> **TASK PROMPT**: Print the portion of the Oracle OpenWorld 2011 article between "OpenWorld 2011: Oracle" and "behind buying Sun.", inclusive, without altering a word.

OpenWorld 2011: Oracle looks to Apple for strategy
- 03 October, 2011 00:00
Big numbers, big claims, big data and big ambitions dominated this year’s keynote speech from Oracle chief Larry Ellison on the first day of a massive OpenWorld 2011.
Slideshow: See Oracle OpenWorld day one
The ‘big’ play hinges on Oracle’s updated big iron appliances: the Exalogic database machine, Exadata middleware machine, a new SPARC SuperCluster machine running Solaris 10 or 11, and its Exalytics in-memory analytics machine.
The machines, which are underpinned by a parallel architecture designed to increase speed, scale and fault tolerance, go some way to explaining the strategy behind buying Sun.
“The whole notion is that if you design the hardware and the software in concert you can do a better job than if one company designs the operating system, another company comes in with the VM (virtual machine), another comes in with a database…” Ellison explained.
The appliances also take a leaf out of Apple’s book, strangely enough.

> **SOURCE MATERIAL**:

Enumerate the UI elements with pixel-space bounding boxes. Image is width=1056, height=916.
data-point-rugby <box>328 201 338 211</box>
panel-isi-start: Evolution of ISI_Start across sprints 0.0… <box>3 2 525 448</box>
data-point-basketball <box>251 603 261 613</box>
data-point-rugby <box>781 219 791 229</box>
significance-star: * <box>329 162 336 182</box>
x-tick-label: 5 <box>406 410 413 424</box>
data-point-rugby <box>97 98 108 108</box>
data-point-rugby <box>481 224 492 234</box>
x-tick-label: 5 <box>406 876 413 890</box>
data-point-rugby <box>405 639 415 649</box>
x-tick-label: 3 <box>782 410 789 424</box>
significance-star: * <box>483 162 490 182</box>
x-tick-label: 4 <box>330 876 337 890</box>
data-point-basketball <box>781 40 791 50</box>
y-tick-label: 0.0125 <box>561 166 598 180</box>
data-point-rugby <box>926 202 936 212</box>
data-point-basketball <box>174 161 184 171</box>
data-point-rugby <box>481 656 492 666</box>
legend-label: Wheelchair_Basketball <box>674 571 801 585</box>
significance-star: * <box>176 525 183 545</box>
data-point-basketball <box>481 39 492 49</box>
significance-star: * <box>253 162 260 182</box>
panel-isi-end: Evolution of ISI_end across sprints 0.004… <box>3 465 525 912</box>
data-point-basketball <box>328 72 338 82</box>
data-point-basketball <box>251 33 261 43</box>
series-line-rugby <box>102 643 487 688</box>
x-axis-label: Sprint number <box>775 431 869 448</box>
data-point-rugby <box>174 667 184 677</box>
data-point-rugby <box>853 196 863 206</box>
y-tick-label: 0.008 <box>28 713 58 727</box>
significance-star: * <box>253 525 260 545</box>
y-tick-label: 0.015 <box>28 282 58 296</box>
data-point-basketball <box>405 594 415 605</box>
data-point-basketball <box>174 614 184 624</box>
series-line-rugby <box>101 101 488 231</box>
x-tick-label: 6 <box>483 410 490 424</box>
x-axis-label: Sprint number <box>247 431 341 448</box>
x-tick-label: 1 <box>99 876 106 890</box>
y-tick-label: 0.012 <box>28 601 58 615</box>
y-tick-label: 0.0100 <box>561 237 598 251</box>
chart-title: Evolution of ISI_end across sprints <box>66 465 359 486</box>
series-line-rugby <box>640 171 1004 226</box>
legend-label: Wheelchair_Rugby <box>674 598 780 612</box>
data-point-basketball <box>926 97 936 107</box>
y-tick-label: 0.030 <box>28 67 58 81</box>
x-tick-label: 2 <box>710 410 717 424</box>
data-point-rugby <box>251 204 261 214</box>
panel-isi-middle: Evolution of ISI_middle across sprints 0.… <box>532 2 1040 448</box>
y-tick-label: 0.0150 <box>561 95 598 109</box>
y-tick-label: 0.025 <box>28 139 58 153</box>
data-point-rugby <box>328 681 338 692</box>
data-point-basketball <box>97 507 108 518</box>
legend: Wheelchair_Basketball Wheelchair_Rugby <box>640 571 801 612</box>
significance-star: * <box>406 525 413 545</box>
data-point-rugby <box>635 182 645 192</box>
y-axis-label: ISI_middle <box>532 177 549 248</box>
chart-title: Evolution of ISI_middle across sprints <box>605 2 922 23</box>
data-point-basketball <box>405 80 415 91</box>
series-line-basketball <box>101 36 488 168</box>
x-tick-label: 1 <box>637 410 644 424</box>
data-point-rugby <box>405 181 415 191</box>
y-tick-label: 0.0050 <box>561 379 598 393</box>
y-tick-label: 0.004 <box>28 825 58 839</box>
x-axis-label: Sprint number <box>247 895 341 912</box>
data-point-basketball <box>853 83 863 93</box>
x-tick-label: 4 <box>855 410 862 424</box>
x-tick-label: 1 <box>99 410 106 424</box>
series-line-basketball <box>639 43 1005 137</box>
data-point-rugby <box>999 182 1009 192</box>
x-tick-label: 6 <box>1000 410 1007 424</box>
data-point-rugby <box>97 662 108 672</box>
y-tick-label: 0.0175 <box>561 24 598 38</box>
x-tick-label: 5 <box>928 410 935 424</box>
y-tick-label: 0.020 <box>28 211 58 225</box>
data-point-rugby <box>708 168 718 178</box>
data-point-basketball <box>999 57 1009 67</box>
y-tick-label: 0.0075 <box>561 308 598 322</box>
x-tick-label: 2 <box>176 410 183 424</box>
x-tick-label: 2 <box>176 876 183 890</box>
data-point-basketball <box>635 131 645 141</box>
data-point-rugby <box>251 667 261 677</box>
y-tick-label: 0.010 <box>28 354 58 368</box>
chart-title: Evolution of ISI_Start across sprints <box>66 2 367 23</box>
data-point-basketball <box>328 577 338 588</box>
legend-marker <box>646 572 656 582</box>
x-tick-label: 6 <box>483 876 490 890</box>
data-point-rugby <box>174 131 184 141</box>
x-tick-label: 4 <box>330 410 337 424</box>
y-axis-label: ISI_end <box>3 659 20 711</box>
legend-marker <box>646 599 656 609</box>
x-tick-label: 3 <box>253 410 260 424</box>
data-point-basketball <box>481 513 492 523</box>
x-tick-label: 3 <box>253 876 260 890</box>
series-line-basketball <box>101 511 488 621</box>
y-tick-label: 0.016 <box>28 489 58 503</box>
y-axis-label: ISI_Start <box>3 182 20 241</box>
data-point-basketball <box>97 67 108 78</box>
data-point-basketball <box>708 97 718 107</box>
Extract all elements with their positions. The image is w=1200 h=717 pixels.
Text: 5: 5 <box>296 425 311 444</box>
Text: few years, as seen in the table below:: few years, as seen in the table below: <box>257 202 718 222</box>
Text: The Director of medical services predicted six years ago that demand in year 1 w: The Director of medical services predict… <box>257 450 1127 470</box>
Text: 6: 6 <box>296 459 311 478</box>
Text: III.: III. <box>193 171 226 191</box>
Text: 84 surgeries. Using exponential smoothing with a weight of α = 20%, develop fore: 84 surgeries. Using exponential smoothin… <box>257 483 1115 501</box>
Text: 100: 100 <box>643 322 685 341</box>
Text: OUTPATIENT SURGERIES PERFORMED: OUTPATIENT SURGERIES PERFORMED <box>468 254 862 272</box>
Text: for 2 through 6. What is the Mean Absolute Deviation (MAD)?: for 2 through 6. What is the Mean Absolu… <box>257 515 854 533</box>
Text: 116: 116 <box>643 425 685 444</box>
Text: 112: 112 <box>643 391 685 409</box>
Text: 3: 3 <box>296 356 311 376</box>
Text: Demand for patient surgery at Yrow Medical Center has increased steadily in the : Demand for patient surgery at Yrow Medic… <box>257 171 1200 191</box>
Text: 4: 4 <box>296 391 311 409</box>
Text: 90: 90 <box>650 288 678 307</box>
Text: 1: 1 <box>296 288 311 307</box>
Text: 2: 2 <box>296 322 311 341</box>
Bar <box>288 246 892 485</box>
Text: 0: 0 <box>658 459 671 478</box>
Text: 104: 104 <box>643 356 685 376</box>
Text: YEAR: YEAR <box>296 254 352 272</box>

> **SOLUTION TO THIS EXERCISE**:
OpenWorld 2011: Oracle looks to Apple for strategy
- 03 October, 2011 00:00
Big numbers, big claims, big data and big ambitions dominated this year’s keynote speech from Oracle chief Larry Ellison on the first day of a massive OpenWorld 2011.
Slideshow: See Oracle OpenWorld day one
The ‘big’ play hinges on Oracle’s updated big iron appliances: the Exalogic database machine, Exadata middleware machine, a new SPARC SuperCluster machine running Solaris 10 or 11, and its Exalytics in-memory analytics machine.
The machines, which are underpinned by a parallel architecture designed to increase speed, scale and fault tolerance, go some way to explaining the strategy behind buying Sun.